• **Work item**
Look for the word "Konstitution" in the data below, and copy every line that holds it.

Document transcript data:

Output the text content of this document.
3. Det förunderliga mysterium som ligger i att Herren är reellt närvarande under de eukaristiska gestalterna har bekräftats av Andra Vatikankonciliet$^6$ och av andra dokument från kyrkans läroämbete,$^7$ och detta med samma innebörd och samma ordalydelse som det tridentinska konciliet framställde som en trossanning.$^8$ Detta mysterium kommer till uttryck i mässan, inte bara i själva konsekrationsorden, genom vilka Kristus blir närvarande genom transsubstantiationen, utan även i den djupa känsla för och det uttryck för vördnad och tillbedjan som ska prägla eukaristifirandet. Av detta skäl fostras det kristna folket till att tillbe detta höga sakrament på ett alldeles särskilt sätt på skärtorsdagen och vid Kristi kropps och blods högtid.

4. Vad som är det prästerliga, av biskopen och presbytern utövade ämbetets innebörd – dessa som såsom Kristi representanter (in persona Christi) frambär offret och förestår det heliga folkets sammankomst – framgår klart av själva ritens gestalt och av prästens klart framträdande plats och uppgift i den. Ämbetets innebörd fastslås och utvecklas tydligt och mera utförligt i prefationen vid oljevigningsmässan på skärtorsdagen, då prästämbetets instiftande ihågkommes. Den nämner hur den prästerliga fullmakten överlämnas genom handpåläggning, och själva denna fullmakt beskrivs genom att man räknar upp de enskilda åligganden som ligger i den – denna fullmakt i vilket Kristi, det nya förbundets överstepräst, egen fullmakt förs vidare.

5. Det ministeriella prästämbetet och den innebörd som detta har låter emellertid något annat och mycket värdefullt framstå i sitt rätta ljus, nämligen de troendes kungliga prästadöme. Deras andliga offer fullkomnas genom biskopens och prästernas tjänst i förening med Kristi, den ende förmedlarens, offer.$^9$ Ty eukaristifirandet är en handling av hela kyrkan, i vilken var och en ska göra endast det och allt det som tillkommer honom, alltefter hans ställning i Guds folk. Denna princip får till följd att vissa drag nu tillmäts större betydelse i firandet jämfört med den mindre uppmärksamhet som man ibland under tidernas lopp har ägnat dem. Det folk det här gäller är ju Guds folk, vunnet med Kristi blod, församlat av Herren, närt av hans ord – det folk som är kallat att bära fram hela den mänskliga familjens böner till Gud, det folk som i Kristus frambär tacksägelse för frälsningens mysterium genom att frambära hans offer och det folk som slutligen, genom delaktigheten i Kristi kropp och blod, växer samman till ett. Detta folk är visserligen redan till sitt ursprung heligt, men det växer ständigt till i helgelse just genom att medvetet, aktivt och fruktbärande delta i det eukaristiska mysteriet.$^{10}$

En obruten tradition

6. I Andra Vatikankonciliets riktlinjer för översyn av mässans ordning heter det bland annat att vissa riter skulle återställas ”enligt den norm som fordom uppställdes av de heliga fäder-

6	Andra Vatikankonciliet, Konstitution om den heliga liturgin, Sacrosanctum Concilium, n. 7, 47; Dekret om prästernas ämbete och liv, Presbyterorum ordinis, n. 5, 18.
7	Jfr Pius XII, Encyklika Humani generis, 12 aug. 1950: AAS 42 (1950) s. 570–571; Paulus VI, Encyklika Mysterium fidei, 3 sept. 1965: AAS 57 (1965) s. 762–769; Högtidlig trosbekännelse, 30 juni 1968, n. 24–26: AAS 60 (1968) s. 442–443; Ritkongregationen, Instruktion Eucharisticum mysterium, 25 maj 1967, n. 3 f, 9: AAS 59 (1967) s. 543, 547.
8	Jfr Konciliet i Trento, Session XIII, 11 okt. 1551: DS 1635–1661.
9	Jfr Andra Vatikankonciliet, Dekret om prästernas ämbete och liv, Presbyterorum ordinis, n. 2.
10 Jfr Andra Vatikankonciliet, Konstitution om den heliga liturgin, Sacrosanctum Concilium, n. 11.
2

--

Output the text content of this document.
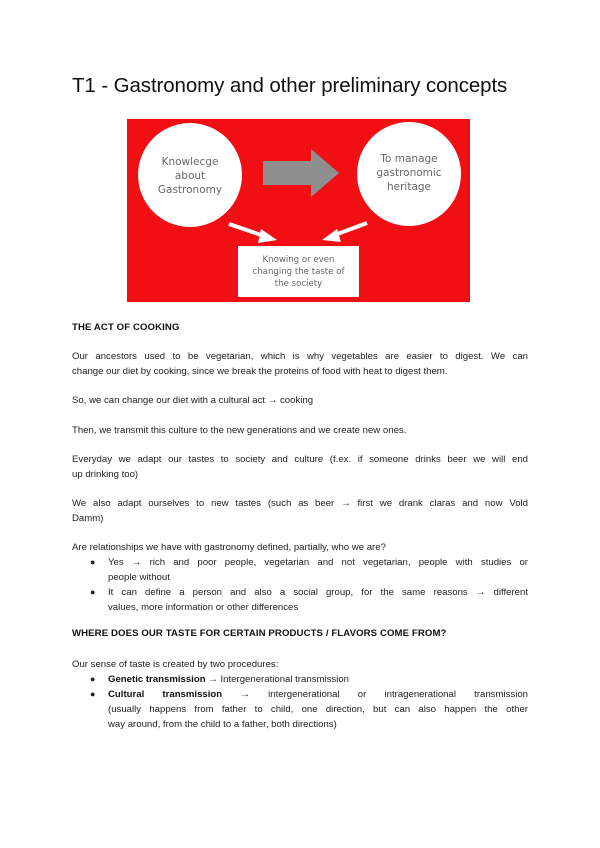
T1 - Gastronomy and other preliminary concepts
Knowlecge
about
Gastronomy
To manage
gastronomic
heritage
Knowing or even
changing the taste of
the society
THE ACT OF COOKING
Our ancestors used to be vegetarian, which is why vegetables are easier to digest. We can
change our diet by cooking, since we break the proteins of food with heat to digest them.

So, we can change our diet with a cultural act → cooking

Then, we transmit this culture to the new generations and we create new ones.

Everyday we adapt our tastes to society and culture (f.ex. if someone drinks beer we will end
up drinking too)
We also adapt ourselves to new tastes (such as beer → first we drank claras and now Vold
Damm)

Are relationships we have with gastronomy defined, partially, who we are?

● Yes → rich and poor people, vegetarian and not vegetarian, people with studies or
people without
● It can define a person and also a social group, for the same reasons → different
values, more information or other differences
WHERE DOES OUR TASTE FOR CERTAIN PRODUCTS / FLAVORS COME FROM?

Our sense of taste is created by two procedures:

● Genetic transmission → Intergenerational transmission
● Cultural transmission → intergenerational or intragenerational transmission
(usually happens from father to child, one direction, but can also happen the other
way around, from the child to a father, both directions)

• **Exercise result**
6	Andra Vatikankonciliet, Konstitution om den heliga liturgin, Sacrosanctum Concilium, n. 7, 47; Dekret om prästernas ämbete och liv, Presbyterorum ordinis, n. 5, 18.
10 Jfr Andra Vatikankonciliet, Konstitution om den heliga liturgin, Sacrosanctum Concilium, n. 11.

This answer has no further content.